— What you are asked to do —
Copy out all lines in the data below containing the string "title".

— Data provided —
########################################

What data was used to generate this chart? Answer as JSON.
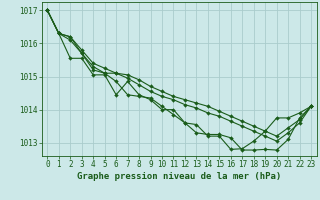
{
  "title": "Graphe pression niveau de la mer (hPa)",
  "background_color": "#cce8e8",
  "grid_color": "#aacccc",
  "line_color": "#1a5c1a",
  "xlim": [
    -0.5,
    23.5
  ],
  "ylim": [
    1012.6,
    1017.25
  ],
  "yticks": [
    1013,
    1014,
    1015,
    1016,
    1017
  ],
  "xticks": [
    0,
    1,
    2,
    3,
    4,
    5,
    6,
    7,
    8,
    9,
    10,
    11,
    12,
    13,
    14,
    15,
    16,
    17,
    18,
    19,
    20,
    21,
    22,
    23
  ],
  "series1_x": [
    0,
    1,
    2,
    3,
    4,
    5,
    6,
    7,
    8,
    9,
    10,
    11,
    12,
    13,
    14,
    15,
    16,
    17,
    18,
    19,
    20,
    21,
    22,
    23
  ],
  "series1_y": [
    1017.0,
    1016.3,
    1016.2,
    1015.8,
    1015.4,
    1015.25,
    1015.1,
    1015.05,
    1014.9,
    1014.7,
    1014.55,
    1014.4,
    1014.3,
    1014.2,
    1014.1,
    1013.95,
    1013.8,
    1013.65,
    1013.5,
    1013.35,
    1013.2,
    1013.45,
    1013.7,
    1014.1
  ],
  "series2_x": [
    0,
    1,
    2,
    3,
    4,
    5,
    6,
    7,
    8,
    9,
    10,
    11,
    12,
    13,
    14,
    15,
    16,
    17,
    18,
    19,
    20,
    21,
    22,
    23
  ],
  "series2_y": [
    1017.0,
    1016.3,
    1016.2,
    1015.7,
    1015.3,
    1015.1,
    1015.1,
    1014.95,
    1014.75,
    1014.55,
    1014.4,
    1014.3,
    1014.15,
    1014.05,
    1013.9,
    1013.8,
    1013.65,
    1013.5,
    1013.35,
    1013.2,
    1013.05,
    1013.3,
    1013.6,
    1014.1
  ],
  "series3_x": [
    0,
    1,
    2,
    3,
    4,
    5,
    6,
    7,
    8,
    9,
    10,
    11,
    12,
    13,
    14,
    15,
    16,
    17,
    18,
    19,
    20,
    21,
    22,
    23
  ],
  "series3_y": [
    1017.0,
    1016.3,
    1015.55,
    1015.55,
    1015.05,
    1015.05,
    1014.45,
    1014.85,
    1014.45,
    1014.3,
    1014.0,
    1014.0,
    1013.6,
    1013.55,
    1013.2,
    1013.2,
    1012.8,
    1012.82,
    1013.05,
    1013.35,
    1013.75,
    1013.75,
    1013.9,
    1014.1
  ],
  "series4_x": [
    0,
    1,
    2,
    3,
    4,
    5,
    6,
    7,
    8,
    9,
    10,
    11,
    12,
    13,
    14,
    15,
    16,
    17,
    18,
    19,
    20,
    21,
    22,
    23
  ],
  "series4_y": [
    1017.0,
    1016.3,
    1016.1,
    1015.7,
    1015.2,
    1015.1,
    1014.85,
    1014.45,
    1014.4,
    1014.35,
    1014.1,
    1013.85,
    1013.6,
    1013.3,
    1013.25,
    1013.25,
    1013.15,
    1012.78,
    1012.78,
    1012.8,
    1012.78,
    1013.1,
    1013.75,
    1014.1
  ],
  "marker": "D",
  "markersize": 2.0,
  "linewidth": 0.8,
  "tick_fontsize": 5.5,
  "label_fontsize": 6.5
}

########################################

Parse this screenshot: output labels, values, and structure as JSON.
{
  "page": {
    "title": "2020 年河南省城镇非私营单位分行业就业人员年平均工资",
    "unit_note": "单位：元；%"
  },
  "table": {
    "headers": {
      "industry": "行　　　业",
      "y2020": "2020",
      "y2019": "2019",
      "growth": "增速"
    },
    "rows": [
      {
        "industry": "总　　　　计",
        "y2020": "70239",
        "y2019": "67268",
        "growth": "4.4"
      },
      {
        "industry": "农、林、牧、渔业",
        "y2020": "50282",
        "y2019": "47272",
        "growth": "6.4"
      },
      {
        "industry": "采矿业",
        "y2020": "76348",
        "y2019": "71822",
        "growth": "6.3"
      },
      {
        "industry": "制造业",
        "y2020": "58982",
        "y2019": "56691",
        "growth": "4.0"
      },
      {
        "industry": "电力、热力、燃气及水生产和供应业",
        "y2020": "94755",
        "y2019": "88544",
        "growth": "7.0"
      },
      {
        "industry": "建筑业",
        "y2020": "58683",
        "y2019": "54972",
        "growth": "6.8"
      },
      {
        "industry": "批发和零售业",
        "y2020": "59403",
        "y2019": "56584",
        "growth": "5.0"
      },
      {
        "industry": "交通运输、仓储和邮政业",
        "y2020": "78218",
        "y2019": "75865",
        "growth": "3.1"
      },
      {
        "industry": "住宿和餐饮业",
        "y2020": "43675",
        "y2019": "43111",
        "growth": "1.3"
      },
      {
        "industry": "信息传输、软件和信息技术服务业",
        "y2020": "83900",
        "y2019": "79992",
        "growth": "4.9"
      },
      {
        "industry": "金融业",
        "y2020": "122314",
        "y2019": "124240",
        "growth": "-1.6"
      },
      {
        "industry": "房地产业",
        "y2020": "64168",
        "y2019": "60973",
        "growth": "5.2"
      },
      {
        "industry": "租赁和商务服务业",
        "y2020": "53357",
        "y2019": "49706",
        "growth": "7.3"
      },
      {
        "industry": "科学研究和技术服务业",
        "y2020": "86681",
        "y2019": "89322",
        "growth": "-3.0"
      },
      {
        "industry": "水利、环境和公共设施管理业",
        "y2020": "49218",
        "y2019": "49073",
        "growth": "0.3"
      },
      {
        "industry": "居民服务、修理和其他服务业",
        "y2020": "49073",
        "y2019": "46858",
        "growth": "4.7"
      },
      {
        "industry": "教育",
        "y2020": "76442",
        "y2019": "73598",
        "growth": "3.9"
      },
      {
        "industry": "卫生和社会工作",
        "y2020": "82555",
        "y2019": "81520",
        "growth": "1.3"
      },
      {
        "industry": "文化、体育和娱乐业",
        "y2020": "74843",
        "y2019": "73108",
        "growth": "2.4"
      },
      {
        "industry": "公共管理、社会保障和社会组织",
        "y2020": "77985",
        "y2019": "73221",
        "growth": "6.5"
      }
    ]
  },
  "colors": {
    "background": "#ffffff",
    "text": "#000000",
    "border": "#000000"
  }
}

########################################

— Written response —
  "title": "Graphe pression niveau de la mer (hPa)",
    "title": "2020 年河南省城镇非私营单位分行业就业人员年平均工资",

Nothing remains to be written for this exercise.